OBJECTIVE:
Search the material and gather each line with "Upper" in it.

[A run of records]

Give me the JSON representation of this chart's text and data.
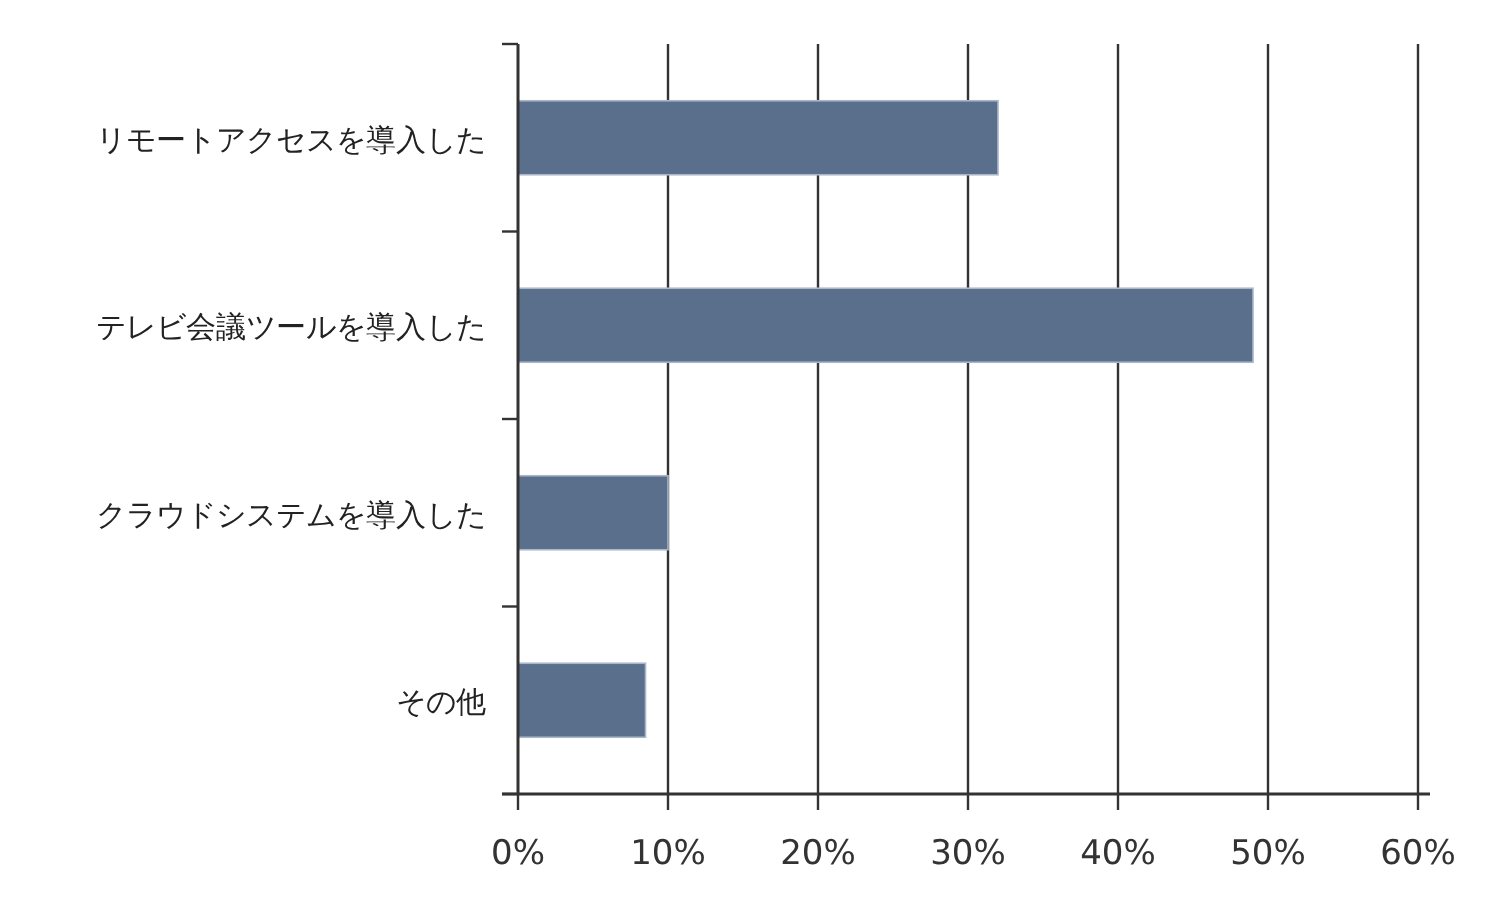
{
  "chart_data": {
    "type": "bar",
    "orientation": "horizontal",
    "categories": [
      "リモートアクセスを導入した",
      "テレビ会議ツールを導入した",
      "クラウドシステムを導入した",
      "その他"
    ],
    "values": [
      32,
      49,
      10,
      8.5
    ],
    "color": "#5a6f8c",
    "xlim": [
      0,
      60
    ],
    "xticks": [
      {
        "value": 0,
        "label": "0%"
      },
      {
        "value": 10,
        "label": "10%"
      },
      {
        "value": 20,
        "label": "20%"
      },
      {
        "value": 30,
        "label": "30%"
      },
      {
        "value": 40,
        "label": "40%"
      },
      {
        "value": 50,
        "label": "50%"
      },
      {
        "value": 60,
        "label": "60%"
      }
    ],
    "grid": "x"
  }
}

--

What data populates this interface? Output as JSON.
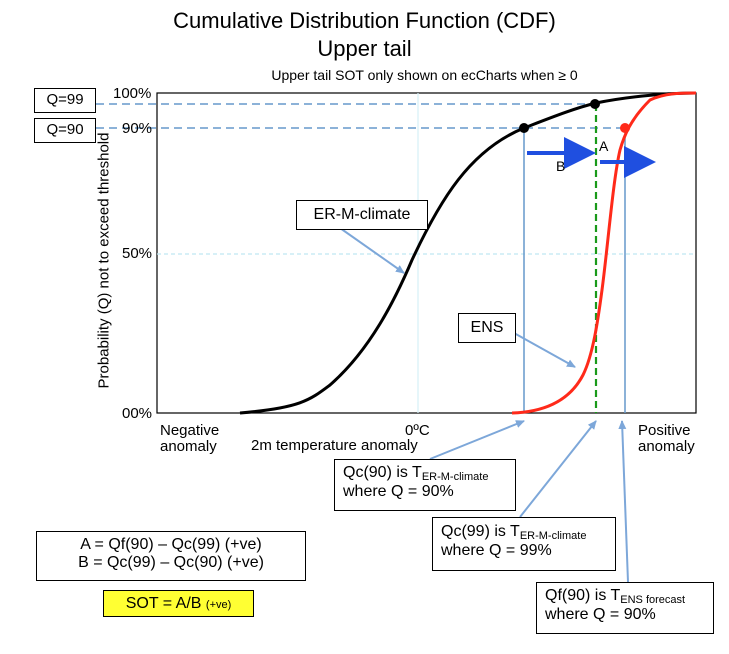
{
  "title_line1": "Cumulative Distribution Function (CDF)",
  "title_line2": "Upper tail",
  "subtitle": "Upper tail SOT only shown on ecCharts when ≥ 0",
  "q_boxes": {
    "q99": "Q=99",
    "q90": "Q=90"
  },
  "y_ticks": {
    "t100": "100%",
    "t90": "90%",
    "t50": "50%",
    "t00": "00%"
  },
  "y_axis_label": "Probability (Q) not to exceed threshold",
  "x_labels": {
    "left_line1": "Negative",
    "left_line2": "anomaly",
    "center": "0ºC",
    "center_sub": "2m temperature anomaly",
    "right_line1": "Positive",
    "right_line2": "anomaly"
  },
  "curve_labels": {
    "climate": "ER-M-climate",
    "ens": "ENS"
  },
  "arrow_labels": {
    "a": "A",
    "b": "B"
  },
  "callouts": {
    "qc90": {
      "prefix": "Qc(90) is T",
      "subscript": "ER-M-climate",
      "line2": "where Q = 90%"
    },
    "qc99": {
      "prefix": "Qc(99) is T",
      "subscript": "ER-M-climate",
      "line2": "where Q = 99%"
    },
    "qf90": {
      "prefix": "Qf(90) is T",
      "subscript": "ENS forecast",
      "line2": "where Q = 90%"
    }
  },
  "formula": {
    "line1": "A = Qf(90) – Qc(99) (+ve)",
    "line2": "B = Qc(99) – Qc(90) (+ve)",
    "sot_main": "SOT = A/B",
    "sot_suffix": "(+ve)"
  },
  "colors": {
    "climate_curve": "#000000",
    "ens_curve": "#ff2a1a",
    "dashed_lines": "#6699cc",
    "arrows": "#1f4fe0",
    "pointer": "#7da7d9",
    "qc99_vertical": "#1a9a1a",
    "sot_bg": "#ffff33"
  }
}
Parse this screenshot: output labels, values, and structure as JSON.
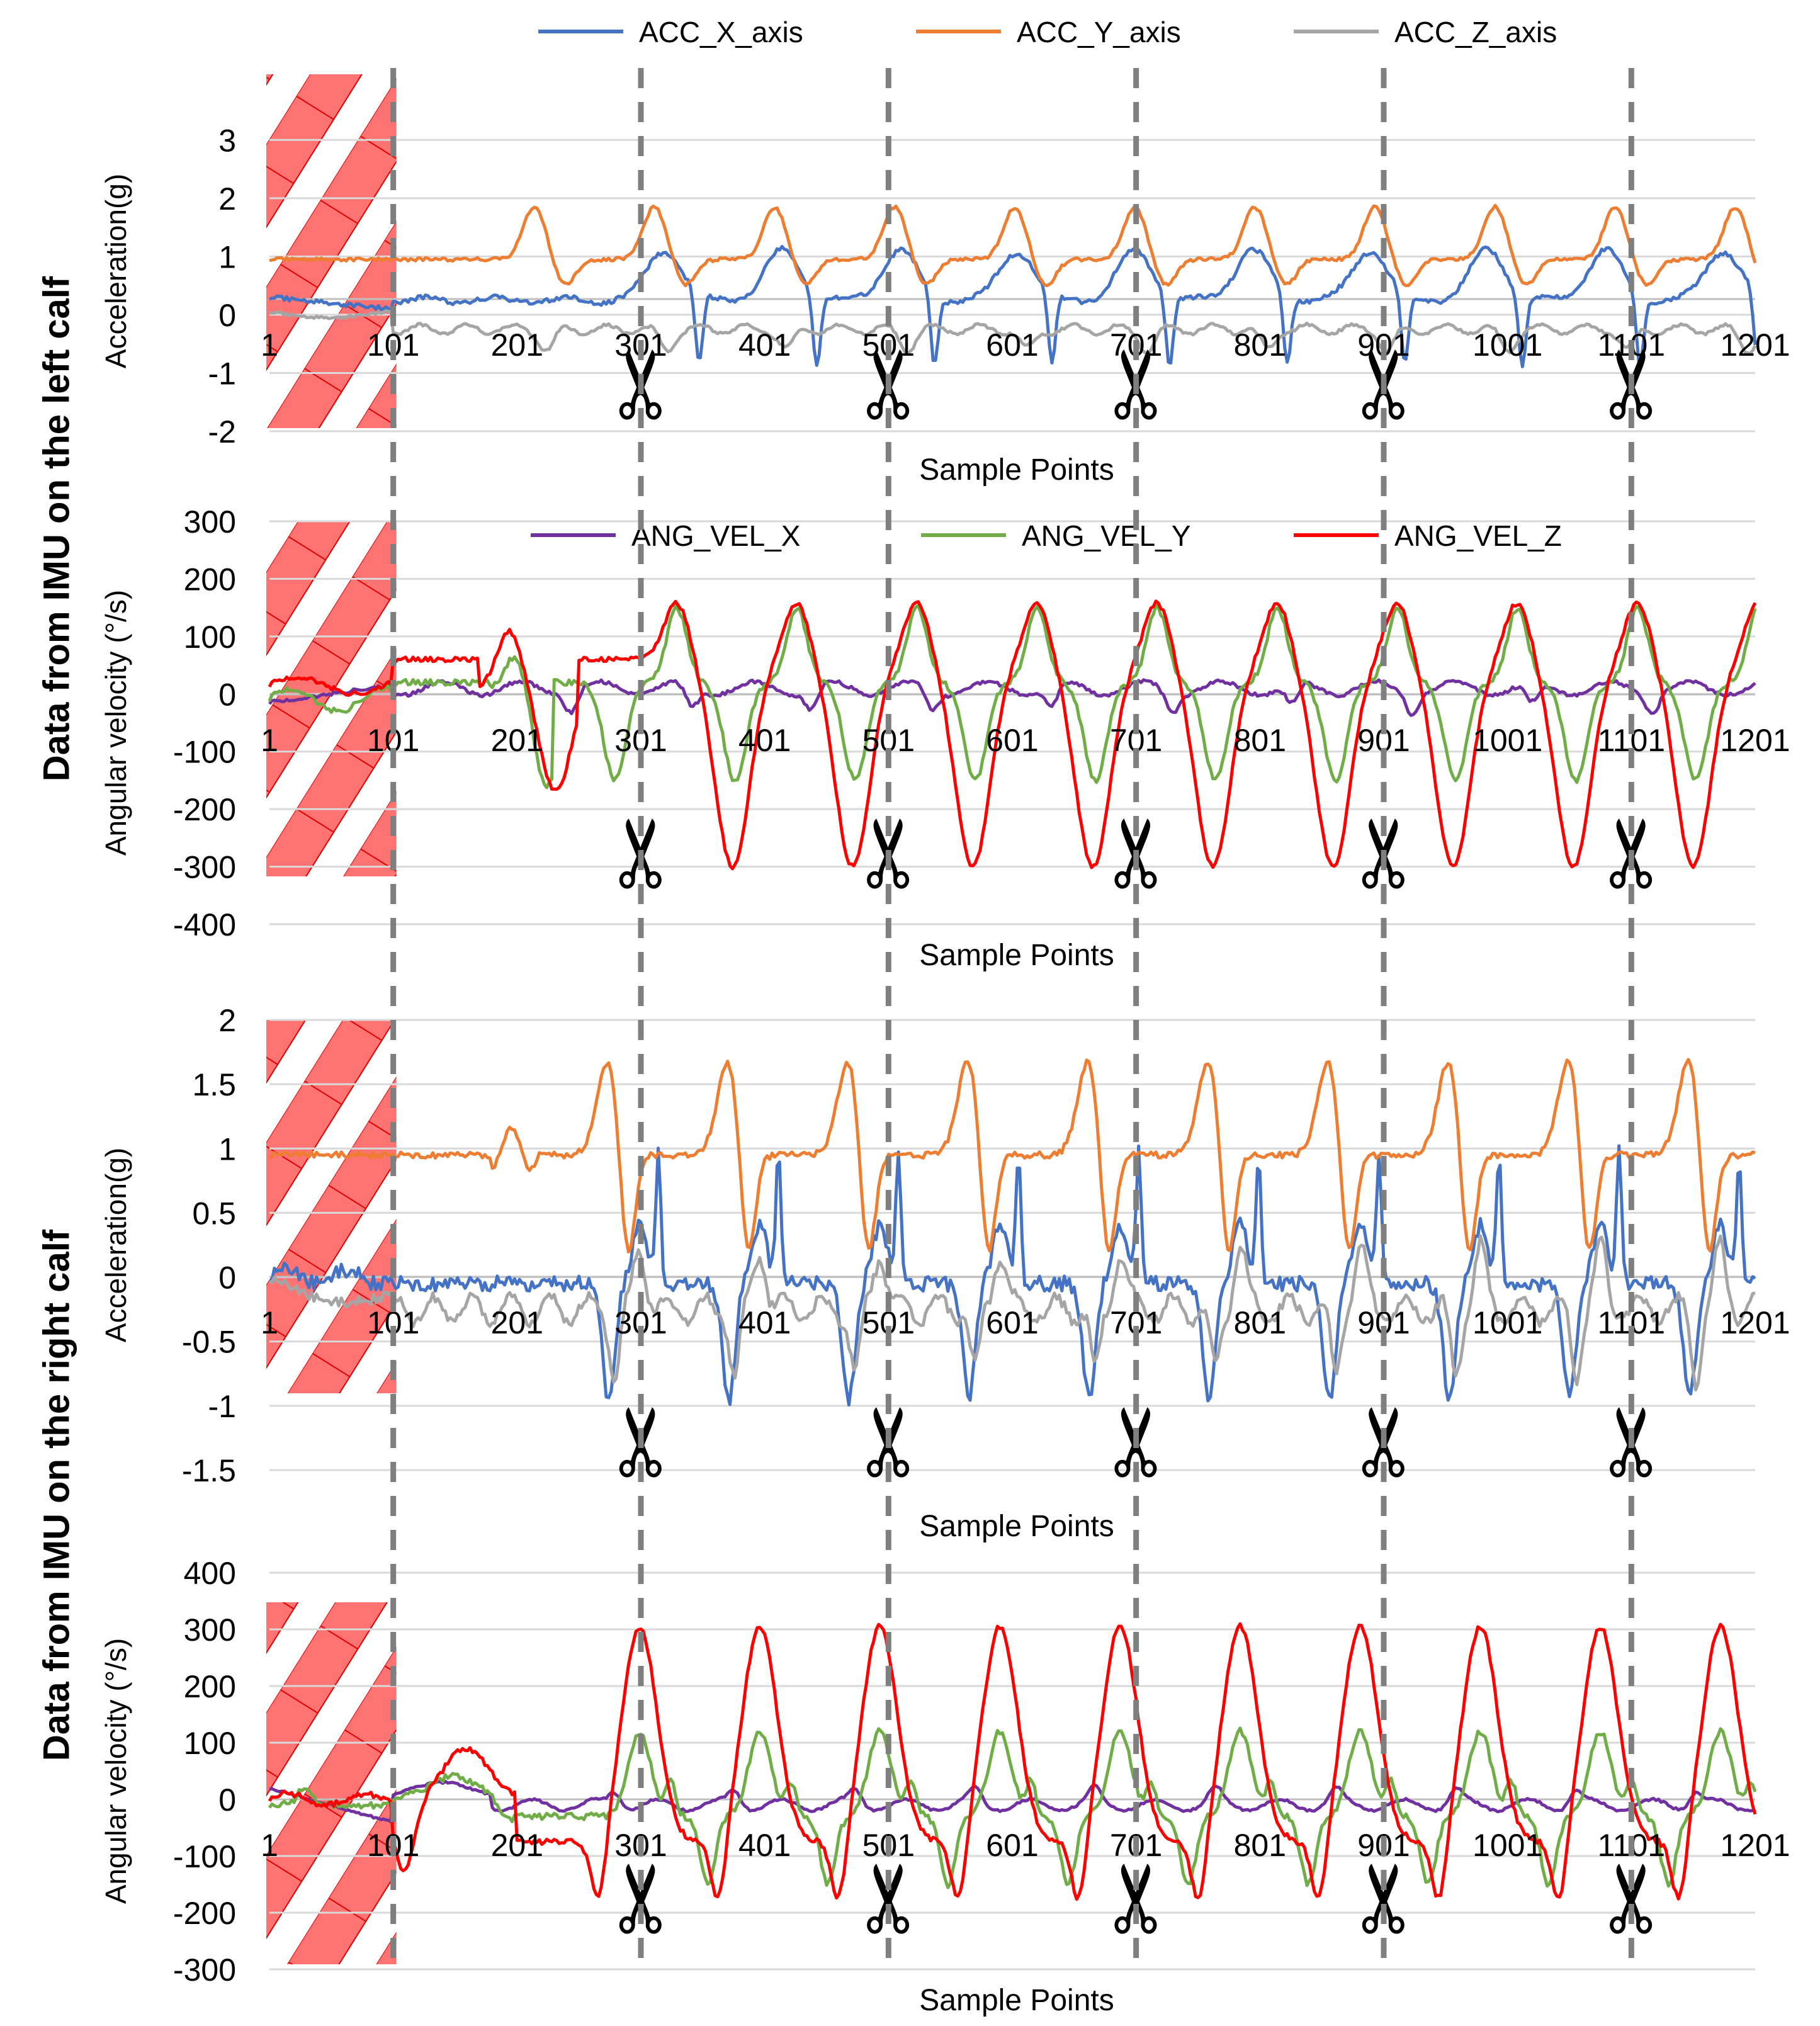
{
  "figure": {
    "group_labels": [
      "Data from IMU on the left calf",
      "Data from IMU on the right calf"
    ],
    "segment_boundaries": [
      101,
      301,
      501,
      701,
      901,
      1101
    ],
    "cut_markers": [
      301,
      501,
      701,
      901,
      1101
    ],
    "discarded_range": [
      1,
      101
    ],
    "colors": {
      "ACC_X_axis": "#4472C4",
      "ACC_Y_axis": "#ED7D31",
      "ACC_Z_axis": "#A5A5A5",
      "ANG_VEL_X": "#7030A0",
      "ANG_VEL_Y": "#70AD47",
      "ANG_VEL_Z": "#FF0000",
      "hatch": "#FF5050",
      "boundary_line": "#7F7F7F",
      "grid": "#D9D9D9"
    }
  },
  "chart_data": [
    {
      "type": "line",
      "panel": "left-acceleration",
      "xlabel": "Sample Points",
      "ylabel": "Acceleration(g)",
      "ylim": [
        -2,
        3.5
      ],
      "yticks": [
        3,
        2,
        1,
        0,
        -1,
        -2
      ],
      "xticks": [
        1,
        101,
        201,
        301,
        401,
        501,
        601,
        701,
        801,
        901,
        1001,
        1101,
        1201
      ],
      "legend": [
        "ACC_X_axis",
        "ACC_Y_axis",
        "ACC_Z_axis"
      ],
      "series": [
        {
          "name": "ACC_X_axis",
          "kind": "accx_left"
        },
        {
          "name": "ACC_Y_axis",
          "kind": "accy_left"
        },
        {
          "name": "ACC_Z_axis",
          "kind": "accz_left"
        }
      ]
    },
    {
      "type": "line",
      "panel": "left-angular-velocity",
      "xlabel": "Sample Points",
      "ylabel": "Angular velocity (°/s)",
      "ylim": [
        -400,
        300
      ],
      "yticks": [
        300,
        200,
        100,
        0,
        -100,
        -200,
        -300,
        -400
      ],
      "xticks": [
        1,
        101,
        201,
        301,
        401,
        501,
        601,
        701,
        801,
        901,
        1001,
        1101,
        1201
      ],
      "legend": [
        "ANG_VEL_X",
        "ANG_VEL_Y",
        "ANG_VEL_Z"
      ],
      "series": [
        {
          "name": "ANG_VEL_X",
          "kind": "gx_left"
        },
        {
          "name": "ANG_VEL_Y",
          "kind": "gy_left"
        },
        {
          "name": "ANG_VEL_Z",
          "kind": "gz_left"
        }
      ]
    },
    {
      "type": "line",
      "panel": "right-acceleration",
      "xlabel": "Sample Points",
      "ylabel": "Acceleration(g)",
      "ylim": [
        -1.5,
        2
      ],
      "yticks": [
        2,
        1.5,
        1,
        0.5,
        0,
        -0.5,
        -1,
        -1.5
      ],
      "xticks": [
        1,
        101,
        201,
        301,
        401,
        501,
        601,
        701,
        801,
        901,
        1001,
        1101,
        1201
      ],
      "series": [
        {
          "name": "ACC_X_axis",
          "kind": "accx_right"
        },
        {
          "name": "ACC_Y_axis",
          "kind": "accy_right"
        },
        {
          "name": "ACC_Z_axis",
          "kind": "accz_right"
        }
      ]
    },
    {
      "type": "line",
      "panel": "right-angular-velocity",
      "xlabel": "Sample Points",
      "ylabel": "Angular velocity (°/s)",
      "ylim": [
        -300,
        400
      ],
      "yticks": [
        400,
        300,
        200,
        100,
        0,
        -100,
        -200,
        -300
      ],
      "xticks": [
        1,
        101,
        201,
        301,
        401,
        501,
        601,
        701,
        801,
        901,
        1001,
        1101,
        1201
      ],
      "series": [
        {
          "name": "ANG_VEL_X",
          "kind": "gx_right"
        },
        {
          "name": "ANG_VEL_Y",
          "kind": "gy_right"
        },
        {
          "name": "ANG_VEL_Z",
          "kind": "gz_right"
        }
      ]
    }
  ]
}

TASK RESULT:
  "title_line2": "Upper tail",
  "subtitle": "Upper tail SOT only shown on ecCharts when ≥ 0",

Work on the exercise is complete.